▶ [Provided data]
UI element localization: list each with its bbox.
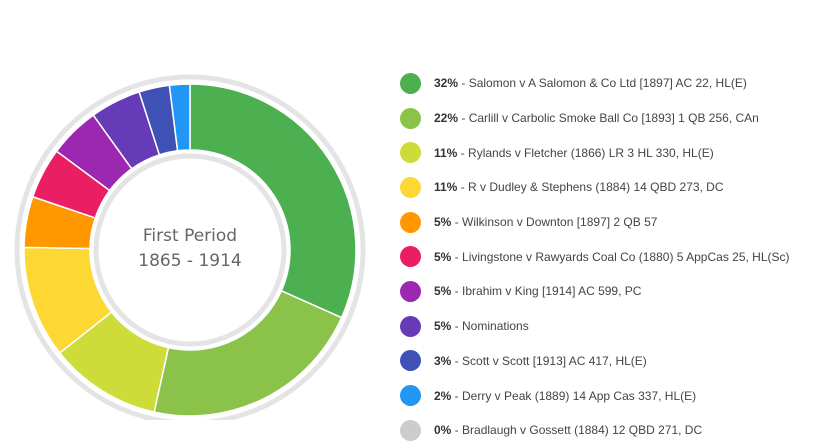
legend-label: 3% - Scott v Scott [1913] AC 417, HL(E) [434,353,647,368]
legend-case-name: R v Dudley & Stephens (1884) 14 QBD 273,… [468,180,724,195]
legend-item[interactable]: 5% - Livingstone v Rawyards Coal Co (188… [400,239,790,274]
donut-chart: First Period 1865 - 1914 [14,74,366,420]
legend-percent: 0% [434,423,452,438]
legend-item[interactable]: 5% - Nominations [400,309,790,344]
legend-label: 5% - Nominations [434,319,529,334]
donut-slices [23,83,357,417]
legend-swatch-icon [400,107,421,129]
legend-item[interactable]: 5% - Ibrahim v King [1914] AC 599, PC [400,274,790,309]
legend-percent: 5% [434,319,452,334]
center-subtitle: 1865 - 1914 [138,251,241,271]
legend-case-name: Rylands v Fletcher (1866) LR 3 HL 330, H… [468,145,714,160]
legend-swatch-icon [400,315,421,337]
donut-slice[interactable] [189,83,357,319]
legend-item[interactable]: 11% - R v Dudley & Stephens (1884) 14 QB… [400,170,790,205]
legend-case-name: Salomon v A Salomon & Co Ltd [1897] AC 2… [468,76,747,91]
legend-item[interactable]: 11% - Rylands v Fletcher (1866) LR 3 HL … [400,135,790,170]
legend-percent: 32% [434,76,459,91]
legend-item[interactable]: 3% - Scott v Scott [1913] AC 417, HL(E) [400,344,790,379]
legend-case-name: Bradlaugh v Gossett (1884) 12 QBD 271, D… [462,423,703,438]
legend-label: 32% - Salomon v A Salomon & Co Ltd [1897… [434,76,747,91]
legend-case-name: Wilkinson v Downton [1897] 2 QB 57 [462,215,658,230]
legend-label: 2% - Derry v Peak (1889) 14 App Cas 337,… [434,388,697,403]
chart-legend: 32% - Salomon v A Salomon & Co Ltd [1897… [400,66,790,448]
legend-case-name: Derry v Peak (1889) 14 App Cas 337, HL(E… [462,388,697,403]
legend-percent: 5% [434,215,452,230]
legend-label: 5% - Ibrahim v King [1914] AC 599, PC [434,284,642,299]
legend-swatch-icon [400,385,421,407]
legend-swatch-icon [400,280,421,302]
legend-item[interactable]: 22% - Carlill v Carbolic Smoke Ball Co [… [400,101,790,136]
legend-percent: 11% [434,145,458,160]
legend-label: 5% - Livingstone v Rawyards Coal Co (188… [434,249,790,264]
donut-slice[interactable] [168,83,191,152]
legend-label: 0% - Bradlaugh v Gossett (1884) 12 QBD 2… [434,423,703,438]
donut-outer-ring [14,74,366,420]
legend-swatch-icon [400,72,421,94]
legend-percent: 22% [434,111,459,126]
legend-item[interactable]: 5% - Wilkinson v Downton [1897] 2 QB 57 [400,205,790,240]
legend-case-name: Ibrahim v King [1914] AC 599, PC [462,284,642,299]
legend-case-name: Nominations [462,319,529,334]
legend-swatch-icon [400,211,421,233]
legend-percent: 3% [434,353,452,368]
legend-case-name: Livingstone v Rawyards Coal Co (1880) 5 … [462,249,790,264]
donut-slice[interactable] [153,289,343,417]
legend-label: 5% - Wilkinson v Downton [1897] 2 QB 57 [434,215,658,230]
legend-swatch-icon [400,419,421,441]
legend-swatch-icon [400,246,421,268]
legend-label: 11% - R v Dudley & Stephens (1884) 14 QB… [434,180,724,195]
donut-inner-ring [93,153,287,347]
legend-item[interactable]: 0% - Bradlaugh v Gossett (1884) 12 QBD 2… [400,413,790,448]
center-title: First Period [143,226,237,246]
legend-label: 11% - Rylands v Fletcher (1866) LR 3 HL … [434,145,714,160]
legend-case-name: Carlill v Carbolic Smoke Ball Co [1893] … [468,111,759,126]
legend-percent: 2% [434,388,452,403]
legend-label: 22% - Carlill v Carbolic Smoke Ball Co [… [434,111,759,126]
legend-item[interactable]: 2% - Derry v Peak (1889) 14 App Cas 337,… [400,378,790,413]
legend-swatch-icon [400,176,421,198]
legend-item[interactable]: 32% - Salomon v A Salomon & Co Ltd [1897… [400,66,790,101]
legend-case-name: Scott v Scott [1913] AC 417, HL(E) [462,353,647,368]
legend-percent: 5% [434,249,452,264]
legend-swatch-icon [400,350,421,372]
legend-swatch-icon [400,142,421,164]
legend-percent: 5% [434,284,452,299]
legend-percent: 11% [434,180,458,195]
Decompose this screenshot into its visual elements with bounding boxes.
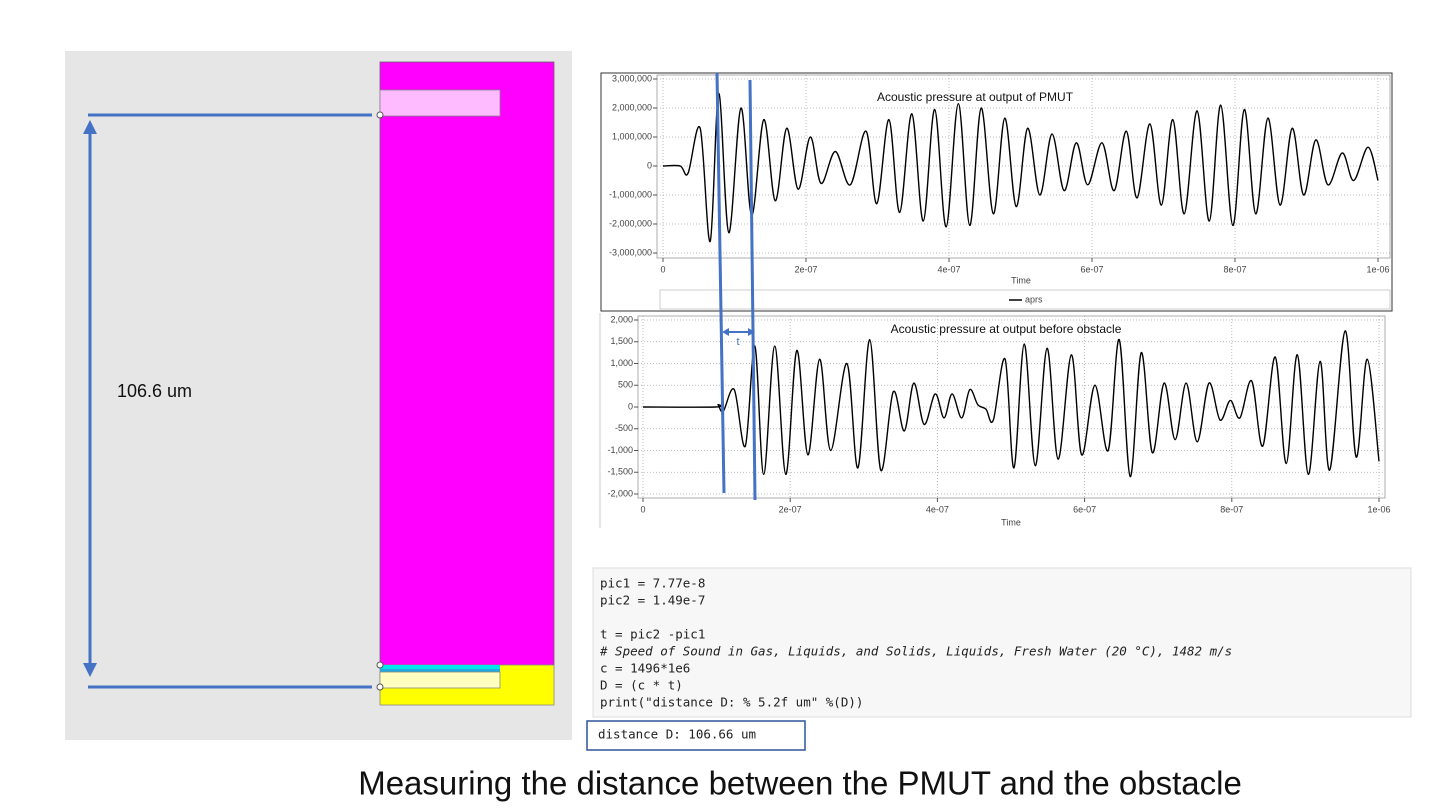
x-tick-label: 0 (640, 504, 645, 514)
legend-label: aprs (1025, 294, 1043, 304)
code-line: # Speed of Sound in Gas, Liquids, and So… (599, 644, 1232, 659)
distance-label: 106.6 um (117, 381, 192, 401)
y-tick-label: 1,000,000 (612, 131, 652, 141)
x-tick-label: 2e-07 (779, 504, 802, 514)
code-line: D = (c * t) (600, 678, 683, 693)
y-tick-label: 3,000,000 (612, 73, 652, 83)
y-tick-label: 500 (618, 380, 633, 390)
layer (379, 671, 501, 689)
code-line: c = 1496*1e6 (600, 661, 690, 676)
x-tick-label: 6e-07 (1080, 264, 1103, 274)
y-tick-label: -500 (615, 423, 633, 433)
x-tick-label: 1e-06 (1366, 264, 1389, 274)
y-tick-label: -1,500 (607, 467, 633, 477)
caption: Measuring the distance between the PMUT … (358, 765, 1242, 802)
marker-line (748, 79, 757, 501)
chart-title: Acoustic pressure at output of PMUT (877, 90, 1074, 104)
interval-label: t (736, 336, 739, 348)
legend-box (659, 289, 1391, 310)
output-box (586, 720, 806, 751)
x-tick-label: 2e-07 (794, 264, 817, 274)
x-axis-label: Time (1001, 517, 1021, 527)
code-line: pic1 = 7.77e-8 (600, 576, 705, 591)
x-tick-label: 0 (660, 264, 665, 274)
y-tick-label: -2,000,000 (609, 218, 652, 228)
x-axis-label: Time (1011, 275, 1031, 285)
plot-area (656, 74, 1391, 259)
waveform (662, 92, 1379, 243)
node (376, 683, 384, 691)
y-tick-label: -3,000,000 (609, 247, 652, 257)
y-tick-label: -1,000 (607, 445, 633, 455)
x-tick-label: 6e-07 (1073, 504, 1096, 514)
y-tick-label: 0 (628, 401, 633, 411)
code-line: pic2 = 1.49e-7 (600, 593, 705, 608)
node (376, 661, 384, 669)
y-tick-label: -1,000,000 (609, 189, 652, 199)
arrow-heads (722, 328, 755, 336)
layer (380, 665, 500, 669)
y-tick-label: 1,000 (610, 358, 633, 368)
y-tick-label: 2,000,000 (612, 102, 652, 112)
chart-title: Acoustic pressure at output before obsta… (891, 322, 1122, 336)
fluid-domain (379, 61, 555, 666)
y-tick-label: 1,500 (610, 336, 633, 346)
y-tick-label: 2,000 (610, 314, 633, 324)
code-line: t = pic2 -pic1 (600, 627, 705, 642)
code-line: print("distance D: % 5.2f um" %(D)) (600, 695, 863, 710)
x-tick-label: 4e-07 (937, 264, 960, 274)
x-tick-label: 8e-07 (1220, 504, 1243, 514)
x-tick-label: 1e-06 (1367, 504, 1390, 514)
marker-line (715, 72, 726, 494)
plot-area (637, 315, 1386, 499)
waveform (642, 330, 1380, 478)
node (376, 111, 384, 119)
x-tick-label: 4e-07 (926, 504, 949, 514)
layer (380, 669, 500, 672)
pmut (379, 89, 501, 117)
y-tick-label: -2,000 (607, 488, 633, 498)
x-tick-label: 8e-07 (1223, 264, 1246, 274)
y-tick-label: 0 (647, 160, 652, 170)
code-cell (592, 567, 1412, 718)
output-text: distance D: 106.66 um (598, 727, 756, 742)
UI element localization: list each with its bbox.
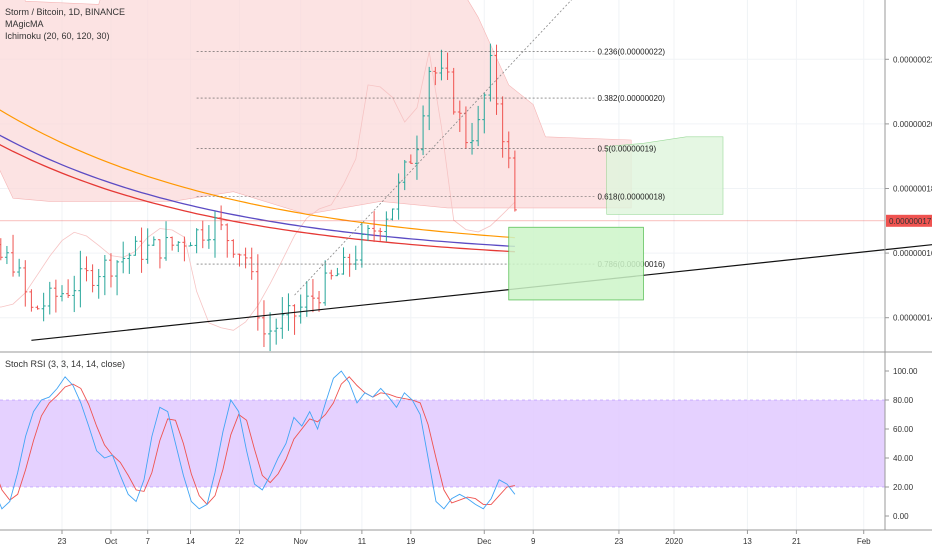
- time-tick-label: 22: [235, 537, 244, 546]
- time-tick-label: 19: [406, 537, 415, 546]
- rsi-tick-label: 40.00: [893, 454, 914, 463]
- fib-level-label: 0.618(0.00000018): [597, 192, 665, 201]
- ma-orange-line: [0, 109, 515, 239]
- price-tick-label: 0.00000018: [893, 185, 932, 194]
- lagging-span: [0, 51, 516, 331]
- time-tick-label: 7: [145, 537, 150, 546]
- fib-level-label: 0.382(0.00000020): [597, 94, 665, 103]
- chart-title[interactable]: Storm / Bitcoin, 1D, BINANCE: [5, 7, 126, 17]
- time-tick-label: Dec: [477, 537, 491, 546]
- time-tick-label: Nov: [294, 537, 308, 546]
- cloud-area-future: [606, 136, 724, 215]
- price-tick-label: 0.00000022: [893, 55, 932, 64]
- time-tick-label: Oct: [105, 537, 118, 546]
- target-box: [508, 226, 644, 301]
- fib-level-label: 0.5(0.00000019): [597, 144, 656, 153]
- rsi-title[interactable]: Stoch RSI (3, 3, 14, 14, close): [5, 359, 126, 369]
- drawings: 0.236(0.00000022) 0.382(0.00000020) 0.5(0.…: [0, 0, 932, 341]
- time-tick-label: 14: [186, 537, 195, 546]
- price-tick-label: 0.00000020: [893, 120, 932, 129]
- indicator-magicma[interactable]: MAgicMA: [5, 19, 44, 29]
- current-price-label: 0.00000017: [889, 217, 932, 226]
- rsi-tick-label: 100.00: [893, 367, 918, 376]
- rsi-legend: Stoch RSI (3, 3, 14, 14, close): [5, 358, 125, 370]
- indicator-ichimoku[interactable]: Ichimoku (20, 60, 120, 30): [5, 31, 110, 41]
- projection-line: [294, 0, 572, 296]
- stoch-k-line: [0, 370, 516, 510]
- time-tick-label: 9: [531, 537, 536, 546]
- time-tick-label: 11: [358, 537, 367, 546]
- stoch-d-line: [0, 376, 515, 506]
- time-tick-label: 23: [614, 537, 623, 546]
- current-price-tag: [886, 214, 932, 227]
- time-tick-label: 23: [58, 537, 67, 546]
- moving-averages: [0, 109, 515, 253]
- rsi-tick-label: 0.00: [893, 512, 909, 521]
- rsi-band: [0, 400, 885, 487]
- ichimoku-cloud: [0, 0, 724, 215]
- ichimoku-lines: [0, 51, 516, 331]
- rsi-tick-label: 80.00: [893, 396, 914, 405]
- time-tick-label: 2020: [665, 537, 683, 546]
- time-tick-label: 21: [792, 537, 801, 546]
- stoch-rsi: [0, 370, 885, 510]
- time-tick-label: Feb: [857, 537, 871, 546]
- rsi-tick-label: 20.00: [893, 483, 914, 492]
- chart-legend: Storm / Bitcoin, 1D, BINANCE MAgicMA Ich…: [5, 6, 125, 42]
- time-tick-label: 13: [743, 537, 752, 546]
- price-tick-label: 0.00000014: [893, 314, 932, 323]
- ma-red-line: [0, 144, 515, 253]
- cloud-area: [0, 0, 632, 215]
- ma-blue-line: [0, 134, 515, 248]
- fib-level-label: 0.236(0.00000022): [597, 48, 665, 57]
- rsi-tick-label: 60.00: [893, 425, 914, 434]
- price-tick-label: 0.00000016: [893, 249, 932, 258]
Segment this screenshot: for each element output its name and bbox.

▶ [Aim of the task]
Lay out the part of the records that opens with the line containing "- time-tick-label: 22: [235, 537, 244, 546]" and closes with the line containing "- indicator-magicma[interactable]: MAgicMA: [5, 19, 44, 29]" as a Markdown table with columns Row and Entry, numbering each line in Row, placing the line itself in Entry, and leaving out blank lines.

▶ [Response to this exercise]
| Row | Entry |
|---|---|
| 1 | - time-tick-label: 22: [235, 537, 244, 546] |
| 2 | - time-tick-label: 19: [406, 537, 415, 546] |
| 3 | - rsi-tick-label: 40.00: [893, 454, 914, 463] |
| 4 | - fib-level-label: 0.618(0.00000018): [597, 192, 665, 201] |
| 5 | - ma-orange-line: [0, 109, 515, 239] |
| 6 | - price-tick-label: 0.00000018: [893, 185, 932, 194] |
| 7 | - lagging-span: [0, 51, 516, 331] |
| 8 | - time-tick-label: 7: [145, 537, 150, 546] |
| 9 | - fib-level-label: 0.382(0.00000020): [597, 94, 665, 103] |
| 10 | - chart-title[interactable]: Storm / Bitcoin, 1D, BINANCE: [5, 7, 126, 17] |
| 11 | - time-tick-label: Dec: [477, 537, 491, 546] |
| 12 | - time-tick-label: Nov: [294, 537, 308, 546] |
| 13 | - cloud-area-future: [606, 136, 724, 215] |
| 14 | - price-tick-label: 0.00000022: [893, 55, 932, 64] |
| 15 | - time-tick-label: Oct: [105, 537, 118, 546] |
| 16 | - target-box: [508, 226, 644, 301] |
| 17 | - fib-level-label: 0.5(0.00000019): [597, 144, 656, 153] |
| 18 | - rsi-title[interactable]: Stoch RSI (3, 3, 14, 14, close): [5, 359, 126, 369] |
| 19 | - drawings: 0.236(0.00000022) 0.382(0.00000020) 0.5(0.…: [0, 0, 932, 341] |
| 20 | - time-tick-label: 14: [186, 537, 195, 546] |
| 21 | - price-tick-label: 0.00000020: [893, 120, 932, 129] |
| 22 | - indicator-magicma[interactable]: MAgicMA: [5, 19, 44, 29] |